● Problem to solve
How many lines in the records below hold the string "intro"? Answer with the number alone.

[Recorded data]
>>>

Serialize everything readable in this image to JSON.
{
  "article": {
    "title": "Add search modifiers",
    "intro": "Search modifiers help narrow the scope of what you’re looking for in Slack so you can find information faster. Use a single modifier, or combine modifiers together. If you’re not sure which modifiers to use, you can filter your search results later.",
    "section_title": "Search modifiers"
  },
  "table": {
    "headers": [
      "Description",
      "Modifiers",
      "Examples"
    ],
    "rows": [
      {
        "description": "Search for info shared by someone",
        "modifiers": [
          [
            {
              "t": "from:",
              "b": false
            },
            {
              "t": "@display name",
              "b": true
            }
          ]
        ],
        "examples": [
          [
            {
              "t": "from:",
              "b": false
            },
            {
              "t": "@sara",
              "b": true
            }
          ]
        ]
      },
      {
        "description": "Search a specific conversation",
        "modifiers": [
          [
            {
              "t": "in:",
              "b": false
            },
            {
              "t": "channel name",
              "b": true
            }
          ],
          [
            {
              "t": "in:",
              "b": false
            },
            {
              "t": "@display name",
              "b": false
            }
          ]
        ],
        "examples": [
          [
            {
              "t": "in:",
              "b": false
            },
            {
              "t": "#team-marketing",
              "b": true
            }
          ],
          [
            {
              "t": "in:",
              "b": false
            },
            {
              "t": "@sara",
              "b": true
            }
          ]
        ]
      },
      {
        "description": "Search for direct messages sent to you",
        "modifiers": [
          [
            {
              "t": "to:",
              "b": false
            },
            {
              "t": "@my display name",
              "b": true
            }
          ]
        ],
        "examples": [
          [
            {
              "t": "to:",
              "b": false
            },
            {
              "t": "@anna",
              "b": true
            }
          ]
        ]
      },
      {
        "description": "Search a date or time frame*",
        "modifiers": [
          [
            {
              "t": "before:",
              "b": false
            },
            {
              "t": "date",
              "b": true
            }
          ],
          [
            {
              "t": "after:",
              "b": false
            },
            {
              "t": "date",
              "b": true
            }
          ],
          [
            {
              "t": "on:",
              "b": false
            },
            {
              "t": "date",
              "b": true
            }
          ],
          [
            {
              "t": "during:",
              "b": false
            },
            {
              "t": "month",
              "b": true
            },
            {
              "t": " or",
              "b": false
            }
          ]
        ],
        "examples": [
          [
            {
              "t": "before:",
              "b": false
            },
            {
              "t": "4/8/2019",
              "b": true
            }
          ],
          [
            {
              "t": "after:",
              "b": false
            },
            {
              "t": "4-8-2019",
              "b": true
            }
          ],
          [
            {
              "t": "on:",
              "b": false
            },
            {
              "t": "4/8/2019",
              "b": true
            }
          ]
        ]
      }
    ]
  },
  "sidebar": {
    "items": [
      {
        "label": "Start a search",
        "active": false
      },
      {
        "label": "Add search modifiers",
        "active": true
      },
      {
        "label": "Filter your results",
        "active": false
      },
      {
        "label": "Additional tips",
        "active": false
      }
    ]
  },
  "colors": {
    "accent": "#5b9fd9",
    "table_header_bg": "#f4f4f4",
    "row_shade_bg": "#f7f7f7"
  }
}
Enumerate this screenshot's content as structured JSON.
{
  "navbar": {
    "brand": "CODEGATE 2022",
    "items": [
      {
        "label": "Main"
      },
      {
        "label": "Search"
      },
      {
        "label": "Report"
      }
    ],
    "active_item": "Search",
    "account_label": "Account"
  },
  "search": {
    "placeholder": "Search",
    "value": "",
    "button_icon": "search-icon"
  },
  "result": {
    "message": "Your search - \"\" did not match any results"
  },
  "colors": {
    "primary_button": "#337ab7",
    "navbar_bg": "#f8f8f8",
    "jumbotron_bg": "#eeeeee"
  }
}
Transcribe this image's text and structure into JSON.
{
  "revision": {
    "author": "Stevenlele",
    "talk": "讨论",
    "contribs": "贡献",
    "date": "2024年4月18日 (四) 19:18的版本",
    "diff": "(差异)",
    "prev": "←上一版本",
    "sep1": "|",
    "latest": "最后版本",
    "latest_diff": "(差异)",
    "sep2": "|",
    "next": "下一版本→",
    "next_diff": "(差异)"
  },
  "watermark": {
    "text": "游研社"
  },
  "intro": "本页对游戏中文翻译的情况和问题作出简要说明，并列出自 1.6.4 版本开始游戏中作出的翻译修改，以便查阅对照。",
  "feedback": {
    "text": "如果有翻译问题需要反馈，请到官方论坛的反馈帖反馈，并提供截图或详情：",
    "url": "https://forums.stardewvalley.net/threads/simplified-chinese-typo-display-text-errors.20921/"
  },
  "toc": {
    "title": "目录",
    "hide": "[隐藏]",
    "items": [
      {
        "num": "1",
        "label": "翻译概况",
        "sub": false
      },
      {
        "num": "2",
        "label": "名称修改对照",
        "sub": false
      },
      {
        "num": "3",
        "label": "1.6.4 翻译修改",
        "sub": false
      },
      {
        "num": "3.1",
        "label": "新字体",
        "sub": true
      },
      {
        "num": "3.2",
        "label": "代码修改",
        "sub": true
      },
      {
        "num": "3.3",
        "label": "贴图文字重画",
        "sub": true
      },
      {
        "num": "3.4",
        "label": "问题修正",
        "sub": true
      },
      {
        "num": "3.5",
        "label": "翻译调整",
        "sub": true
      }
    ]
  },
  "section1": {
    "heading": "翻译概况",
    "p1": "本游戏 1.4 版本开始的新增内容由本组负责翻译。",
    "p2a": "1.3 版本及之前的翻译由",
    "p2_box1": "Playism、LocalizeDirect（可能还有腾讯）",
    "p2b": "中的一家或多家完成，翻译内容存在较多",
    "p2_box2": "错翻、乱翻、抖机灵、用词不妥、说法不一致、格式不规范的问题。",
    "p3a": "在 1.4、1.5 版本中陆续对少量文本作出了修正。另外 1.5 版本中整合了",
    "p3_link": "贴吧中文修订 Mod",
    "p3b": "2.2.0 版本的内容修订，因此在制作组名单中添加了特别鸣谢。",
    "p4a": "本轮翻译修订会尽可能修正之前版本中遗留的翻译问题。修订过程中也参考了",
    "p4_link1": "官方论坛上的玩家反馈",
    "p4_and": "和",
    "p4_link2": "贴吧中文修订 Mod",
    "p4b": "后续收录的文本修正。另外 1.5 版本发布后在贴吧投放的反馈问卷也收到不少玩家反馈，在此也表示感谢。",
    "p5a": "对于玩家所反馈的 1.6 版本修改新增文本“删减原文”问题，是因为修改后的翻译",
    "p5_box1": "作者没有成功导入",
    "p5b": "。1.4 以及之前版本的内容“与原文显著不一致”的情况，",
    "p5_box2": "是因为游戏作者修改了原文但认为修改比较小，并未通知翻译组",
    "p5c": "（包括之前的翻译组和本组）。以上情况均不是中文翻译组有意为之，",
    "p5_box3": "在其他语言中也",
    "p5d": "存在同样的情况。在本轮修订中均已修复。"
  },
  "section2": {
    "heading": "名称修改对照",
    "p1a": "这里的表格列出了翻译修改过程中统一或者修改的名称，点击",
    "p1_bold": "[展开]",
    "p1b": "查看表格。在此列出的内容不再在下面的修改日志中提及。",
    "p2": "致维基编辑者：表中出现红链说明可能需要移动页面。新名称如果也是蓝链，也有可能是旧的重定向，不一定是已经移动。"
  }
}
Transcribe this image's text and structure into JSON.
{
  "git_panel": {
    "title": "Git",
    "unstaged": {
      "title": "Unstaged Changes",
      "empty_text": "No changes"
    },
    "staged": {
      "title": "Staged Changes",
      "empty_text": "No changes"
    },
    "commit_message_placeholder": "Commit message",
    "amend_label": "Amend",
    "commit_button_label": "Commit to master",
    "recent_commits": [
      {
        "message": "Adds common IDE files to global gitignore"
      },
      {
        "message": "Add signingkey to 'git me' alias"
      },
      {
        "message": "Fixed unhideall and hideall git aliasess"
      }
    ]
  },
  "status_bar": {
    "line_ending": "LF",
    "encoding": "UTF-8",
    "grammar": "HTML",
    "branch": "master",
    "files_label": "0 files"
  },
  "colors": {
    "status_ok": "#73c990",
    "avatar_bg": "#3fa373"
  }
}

<<<

● The completed task
2